# [Problem details]
Rewrite the lines of every item below, replacing "y-tick-label" with "y-tick-text" each time it appears and leaving everything else unchanged. Omit the pictures.

Annotated element entries:
====================
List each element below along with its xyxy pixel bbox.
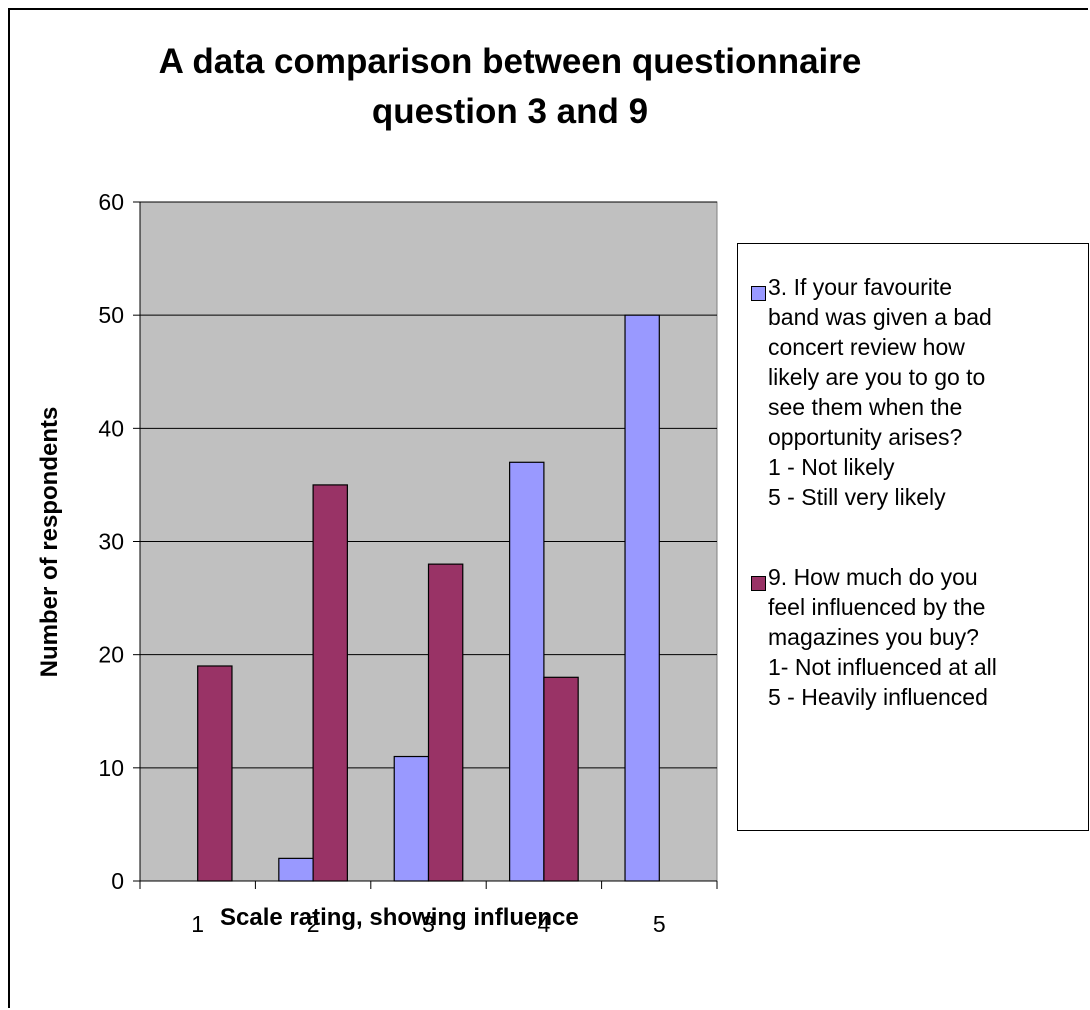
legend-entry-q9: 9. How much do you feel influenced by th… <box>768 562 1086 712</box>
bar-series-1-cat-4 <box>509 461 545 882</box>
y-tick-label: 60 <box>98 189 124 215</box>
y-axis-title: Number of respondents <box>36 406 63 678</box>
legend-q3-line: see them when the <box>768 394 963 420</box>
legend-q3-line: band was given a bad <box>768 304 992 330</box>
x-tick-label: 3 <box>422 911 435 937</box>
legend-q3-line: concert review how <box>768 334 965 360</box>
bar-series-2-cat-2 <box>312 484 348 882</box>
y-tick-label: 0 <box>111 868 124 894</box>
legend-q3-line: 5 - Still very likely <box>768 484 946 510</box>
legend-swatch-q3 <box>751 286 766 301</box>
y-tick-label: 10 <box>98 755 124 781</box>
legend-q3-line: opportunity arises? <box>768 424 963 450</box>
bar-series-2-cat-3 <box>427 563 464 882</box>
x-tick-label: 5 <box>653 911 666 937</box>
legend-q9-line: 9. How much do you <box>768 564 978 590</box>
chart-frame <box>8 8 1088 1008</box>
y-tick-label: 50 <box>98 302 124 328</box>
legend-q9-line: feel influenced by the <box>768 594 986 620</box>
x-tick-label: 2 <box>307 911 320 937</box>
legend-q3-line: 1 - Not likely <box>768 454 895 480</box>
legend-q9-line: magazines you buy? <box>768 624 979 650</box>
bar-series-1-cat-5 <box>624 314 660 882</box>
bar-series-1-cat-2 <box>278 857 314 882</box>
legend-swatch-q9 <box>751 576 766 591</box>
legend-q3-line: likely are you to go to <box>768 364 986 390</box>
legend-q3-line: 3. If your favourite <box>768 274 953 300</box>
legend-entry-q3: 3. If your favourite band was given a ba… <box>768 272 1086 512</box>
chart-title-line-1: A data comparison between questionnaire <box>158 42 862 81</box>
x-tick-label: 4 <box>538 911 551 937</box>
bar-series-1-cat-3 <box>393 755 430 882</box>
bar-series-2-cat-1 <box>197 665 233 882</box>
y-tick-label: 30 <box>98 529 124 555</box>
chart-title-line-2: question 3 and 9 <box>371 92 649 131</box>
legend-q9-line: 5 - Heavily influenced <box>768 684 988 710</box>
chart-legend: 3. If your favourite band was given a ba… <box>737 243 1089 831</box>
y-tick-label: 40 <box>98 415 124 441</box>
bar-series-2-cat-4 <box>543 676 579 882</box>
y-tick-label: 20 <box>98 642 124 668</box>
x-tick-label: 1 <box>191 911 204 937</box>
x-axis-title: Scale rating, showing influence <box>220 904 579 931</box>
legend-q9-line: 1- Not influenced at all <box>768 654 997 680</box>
====================
# [Answer to this problem]
List each element below along with its xyxy pixel bbox.
legend-entry-q9: 9. How much do you feel influenced by th… <box>768 562 1086 712</box>
bar-series-1-cat-4 <box>509 461 545 882</box>
y-tick-text: 60 <box>98 189 124 215</box>
y-axis-title: Number of respondents <box>36 406 63 678</box>
legend-q3-line: see them when the <box>768 394 963 420</box>
legend-q3-line: band was given a bad <box>768 304 992 330</box>
x-tick-label: 3 <box>422 911 435 937</box>
legend-q3-line: concert review how <box>768 334 965 360</box>
bar-series-2-cat-2 <box>312 484 348 882</box>
y-tick-text: 0 <box>111 868 124 894</box>
legend-q3-line: 5 - Still very likely <box>768 484 946 510</box>
legend-swatch-q3 <box>751 286 766 301</box>
y-tick-text: 10 <box>98 755 124 781</box>
legend-q3-line: opportunity arises? <box>768 424 963 450</box>
bar-series-2-cat-3 <box>427 563 464 882</box>
x-tick-label: 5 <box>653 911 666 937</box>
legend-q9-line: 9. How much do you <box>768 564 978 590</box>
chart-frame <box>8 8 1088 1008</box>
y-tick-text: 50 <box>98 302 124 328</box>
legend-q9-line: feel influenced by the <box>768 594 986 620</box>
x-tick-label: 2 <box>307 911 320 937</box>
legend-q3-line: 1 - Not likely <box>768 454 895 480</box>
legend-q9-line: magazines you buy? <box>768 624 979 650</box>
bar-series-1-cat-5 <box>624 314 660 882</box>
bar-series-1-cat-2 <box>278 857 314 882</box>
legend-swatch-q9 <box>751 576 766 591</box>
legend-q3-line: likely are you to go to <box>768 364 986 390</box>
legend-q3-line: 3. If your favourite <box>768 274 953 300</box>
legend-entry-q3: 3. If your favourite band was given a ba… <box>768 272 1086 512</box>
chart-title-line-1: A data comparison between questionnaire <box>158 42 862 81</box>
x-tick-label: 4 <box>538 911 551 937</box>
bar-series-1-cat-3 <box>393 755 430 882</box>
bar-series-2-cat-1 <box>197 665 233 882</box>
y-tick-text: 30 <box>98 529 124 555</box>
chart-title-line-2: question 3 and 9 <box>371 92 649 131</box>
legend-q9-line: 5 - Heavily influenced <box>768 684 988 710</box>
chart-legend: 3. If your favourite band was given a ba… <box>737 243 1089 831</box>
y-tick-text: 40 <box>98 415 124 441</box>
bar-series-2-cat-4 <box>543 676 579 882</box>
y-tick-text: 20 <box>98 642 124 668</box>
x-tick-label: 1 <box>191 911 204 937</box>
x-axis-title: Scale rating, showing influence <box>220 904 579 931</box>
legend-q9-line: 1- Not influenced at all <box>768 654 997 680</box>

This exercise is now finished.